__PROBLEM STATEMENT__
Nothing should be left out: output all of the entries exactly.

▼

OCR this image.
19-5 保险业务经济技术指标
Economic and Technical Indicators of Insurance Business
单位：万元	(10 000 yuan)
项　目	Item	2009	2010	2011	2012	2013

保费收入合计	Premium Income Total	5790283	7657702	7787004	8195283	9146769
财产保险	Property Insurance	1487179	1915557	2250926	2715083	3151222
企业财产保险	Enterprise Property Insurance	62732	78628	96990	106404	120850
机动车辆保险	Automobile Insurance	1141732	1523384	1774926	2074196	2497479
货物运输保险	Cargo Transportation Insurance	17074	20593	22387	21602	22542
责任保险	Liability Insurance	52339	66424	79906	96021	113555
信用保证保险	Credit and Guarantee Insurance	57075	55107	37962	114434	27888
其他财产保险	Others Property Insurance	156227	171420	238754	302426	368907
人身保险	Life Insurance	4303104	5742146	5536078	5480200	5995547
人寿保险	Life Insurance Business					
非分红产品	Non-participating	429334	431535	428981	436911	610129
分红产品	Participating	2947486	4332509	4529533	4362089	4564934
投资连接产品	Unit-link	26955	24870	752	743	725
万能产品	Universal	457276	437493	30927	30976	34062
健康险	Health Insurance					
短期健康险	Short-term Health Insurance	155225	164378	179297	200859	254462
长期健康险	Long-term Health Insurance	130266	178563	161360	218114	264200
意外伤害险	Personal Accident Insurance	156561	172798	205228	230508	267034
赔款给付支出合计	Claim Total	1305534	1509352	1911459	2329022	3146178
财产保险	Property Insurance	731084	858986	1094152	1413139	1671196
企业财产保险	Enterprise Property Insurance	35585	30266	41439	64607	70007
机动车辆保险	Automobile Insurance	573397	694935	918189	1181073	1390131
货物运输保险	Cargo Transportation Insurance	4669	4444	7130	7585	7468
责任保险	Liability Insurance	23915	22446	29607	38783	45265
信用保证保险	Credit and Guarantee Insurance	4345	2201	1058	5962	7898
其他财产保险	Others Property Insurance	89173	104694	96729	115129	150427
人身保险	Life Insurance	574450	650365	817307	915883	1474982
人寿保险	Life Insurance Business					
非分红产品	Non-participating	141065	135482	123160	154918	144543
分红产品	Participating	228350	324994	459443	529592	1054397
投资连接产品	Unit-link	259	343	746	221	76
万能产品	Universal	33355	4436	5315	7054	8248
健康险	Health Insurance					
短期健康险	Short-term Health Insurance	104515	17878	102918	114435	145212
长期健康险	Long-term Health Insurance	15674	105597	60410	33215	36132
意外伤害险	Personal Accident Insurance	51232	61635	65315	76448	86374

▲

__SOLUTION FOR THIS PROBLEM__
OCR this image.
19-5 保险业务经济技术指标
Economic and Technical Indicators of Insurance Business
单位：万元	(10 000 yuan)
项　目	Item	2009	2010	2011	2012	2013

保费收入合计	Premium Income Total	5790283	7657702	7787004	8195283	9146769
财产保险	Property Insurance	1487179	1915557	2250926	2715083	3151222
企业财产保险	Enterprise Property Insurance	62732	78628	96990	106404	120850
机动车辆保险	Automobile Insurance	1141732	1523384	1774926	2074196	2497479
货物运输保险	Cargo Transportation Insurance	17074	20593	22387	21602	22542
责任保险	Liability Insurance	52339	66424	79906	96021	113555
信用保证保险	Credit and Guarantee Insurance	57075	55107	37962	114434	27888
其他财产保险	Others Property Insurance	156227	171420	238754	302426	368907
人身保险	Life Insurance	4303104	5742146	5536078	5480200	5995547
人寿保险	Life Insurance Business					
非分红产品	Non-participating	429334	431535	428981	436911	610129
分红产品	Participating	2947486	4332509	4529533	4362089	4564934
投资连接产品	Unit-link	26955	24870	752	743	725
万能产品	Universal	457276	437493	30927	30976	34062
健康险	Health Insurance					
短期健康险	Short-term Health Insurance	155225	164378	179297	200859	254462
长期健康险	Long-term Health Insurance	130266	178563	161360	218114	264200
意外伤害险	Personal Accident Insurance	156561	172798	205228	230508	267034
赔款给付支出合计	Claim Total	1305534	1509352	1911459	2329022	3146178
财产保险	Property Insurance	731084	858986	1094152	1413139	1671196
企业财产保险	Enterprise Property Insurance	35585	30266	41439	64607	70007
机动车辆保险	Automobile Insurance	573397	694935	918189	1181073	1390131
货物运输保险	Cargo Transportation Insurance	4669	4444	7130	7585	7468
责任保险	Liability Insurance	23915	22446	29607	38783	45265
信用保证保险	Credit and Guarantee Insurance	4345	2201	1058	5962	7898
其他财产保险	Others Property Insurance	89173	104694	96729	115129	150427
人身保险	Life Insurance	574450	650365	817307	915883	1474982
人寿保险	Life Insurance Business					
非分红产品	Non-participating	141065	135482	123160	154918	144543
分红产品	Participating	228350	324994	459443	529592	1054397
投资连接产品	Unit-link	259	343	746	221	76
万能产品	Universal	33355	4436	5315	7054	8248
健康险	Health Insurance					
短期健康险	Short-term Health Insurance	104515	17878	102918	114435	145212
长期健康险	Long-term Health Insurance	15674	105597	60410	33215	36132
意外伤害险	Personal Accident Insurance	51232	61635	65315	76448	86374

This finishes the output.